* [Requirements]
Select from the records below every line that has the word "ελέγχου" in it.

[Data excerpts]
* * * * * * * * *

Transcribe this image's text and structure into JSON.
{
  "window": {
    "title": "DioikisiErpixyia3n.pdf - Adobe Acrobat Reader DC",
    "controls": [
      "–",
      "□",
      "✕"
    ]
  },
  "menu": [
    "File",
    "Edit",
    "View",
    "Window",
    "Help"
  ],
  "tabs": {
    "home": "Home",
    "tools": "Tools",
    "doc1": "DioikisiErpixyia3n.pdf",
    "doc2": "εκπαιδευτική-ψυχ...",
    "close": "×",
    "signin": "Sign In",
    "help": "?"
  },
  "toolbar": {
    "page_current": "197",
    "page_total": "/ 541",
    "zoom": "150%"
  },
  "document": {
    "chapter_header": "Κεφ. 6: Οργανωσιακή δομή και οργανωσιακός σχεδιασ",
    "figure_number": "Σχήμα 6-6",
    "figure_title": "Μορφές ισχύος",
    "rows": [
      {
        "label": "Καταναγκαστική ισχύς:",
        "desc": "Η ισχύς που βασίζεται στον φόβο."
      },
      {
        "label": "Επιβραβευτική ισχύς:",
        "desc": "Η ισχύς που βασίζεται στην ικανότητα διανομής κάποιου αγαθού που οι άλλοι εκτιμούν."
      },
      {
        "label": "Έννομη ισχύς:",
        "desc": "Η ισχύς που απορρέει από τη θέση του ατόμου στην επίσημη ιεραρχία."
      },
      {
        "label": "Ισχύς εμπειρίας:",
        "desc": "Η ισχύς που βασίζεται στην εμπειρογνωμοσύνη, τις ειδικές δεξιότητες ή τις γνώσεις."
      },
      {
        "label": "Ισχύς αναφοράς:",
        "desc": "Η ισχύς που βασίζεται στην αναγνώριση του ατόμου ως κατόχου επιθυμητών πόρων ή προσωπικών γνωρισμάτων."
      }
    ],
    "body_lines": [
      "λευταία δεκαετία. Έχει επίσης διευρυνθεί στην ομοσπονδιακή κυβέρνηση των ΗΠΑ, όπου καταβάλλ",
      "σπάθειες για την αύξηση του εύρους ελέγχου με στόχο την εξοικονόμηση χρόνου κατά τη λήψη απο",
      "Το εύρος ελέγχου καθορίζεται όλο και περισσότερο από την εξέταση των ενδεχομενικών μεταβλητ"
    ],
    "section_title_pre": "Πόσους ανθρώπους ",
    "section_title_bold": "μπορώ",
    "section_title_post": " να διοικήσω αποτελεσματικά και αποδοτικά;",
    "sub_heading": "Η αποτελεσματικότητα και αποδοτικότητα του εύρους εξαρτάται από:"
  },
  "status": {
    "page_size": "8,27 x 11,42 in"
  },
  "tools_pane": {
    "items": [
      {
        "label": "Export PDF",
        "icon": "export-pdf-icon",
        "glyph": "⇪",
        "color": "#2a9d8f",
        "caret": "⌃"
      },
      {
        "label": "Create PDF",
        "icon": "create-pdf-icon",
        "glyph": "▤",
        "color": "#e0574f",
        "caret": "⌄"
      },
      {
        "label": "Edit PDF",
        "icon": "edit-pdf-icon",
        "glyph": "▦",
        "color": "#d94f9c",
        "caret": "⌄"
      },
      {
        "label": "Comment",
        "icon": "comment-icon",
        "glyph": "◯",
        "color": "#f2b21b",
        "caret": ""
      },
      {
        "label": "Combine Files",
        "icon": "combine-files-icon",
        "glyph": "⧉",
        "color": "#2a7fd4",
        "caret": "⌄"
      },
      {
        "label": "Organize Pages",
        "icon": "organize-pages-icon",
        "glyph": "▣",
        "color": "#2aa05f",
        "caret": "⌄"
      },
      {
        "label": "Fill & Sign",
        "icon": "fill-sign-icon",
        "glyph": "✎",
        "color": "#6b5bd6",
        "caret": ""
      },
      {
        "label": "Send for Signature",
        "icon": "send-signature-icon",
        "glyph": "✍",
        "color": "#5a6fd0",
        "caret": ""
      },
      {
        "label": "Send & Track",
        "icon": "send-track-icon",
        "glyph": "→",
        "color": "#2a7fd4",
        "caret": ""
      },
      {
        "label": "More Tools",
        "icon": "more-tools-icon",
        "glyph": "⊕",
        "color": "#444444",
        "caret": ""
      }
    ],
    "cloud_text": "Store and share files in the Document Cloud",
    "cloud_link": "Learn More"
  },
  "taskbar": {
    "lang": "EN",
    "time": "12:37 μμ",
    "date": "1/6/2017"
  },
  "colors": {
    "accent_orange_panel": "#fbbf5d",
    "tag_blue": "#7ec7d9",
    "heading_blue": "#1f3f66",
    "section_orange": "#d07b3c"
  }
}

* * * * * * * * *

* [Correct result]
      "σπάθειες για την αύξηση του εύρους ελέγχου με στόχο την εξοικονόμηση χρόνου κατά τη λήψη απο",
      "Το εύρος ελέγχου καθορίζεται όλο και περισσότερο από την εξέταση των ενδεχομενικών μεταβλητ"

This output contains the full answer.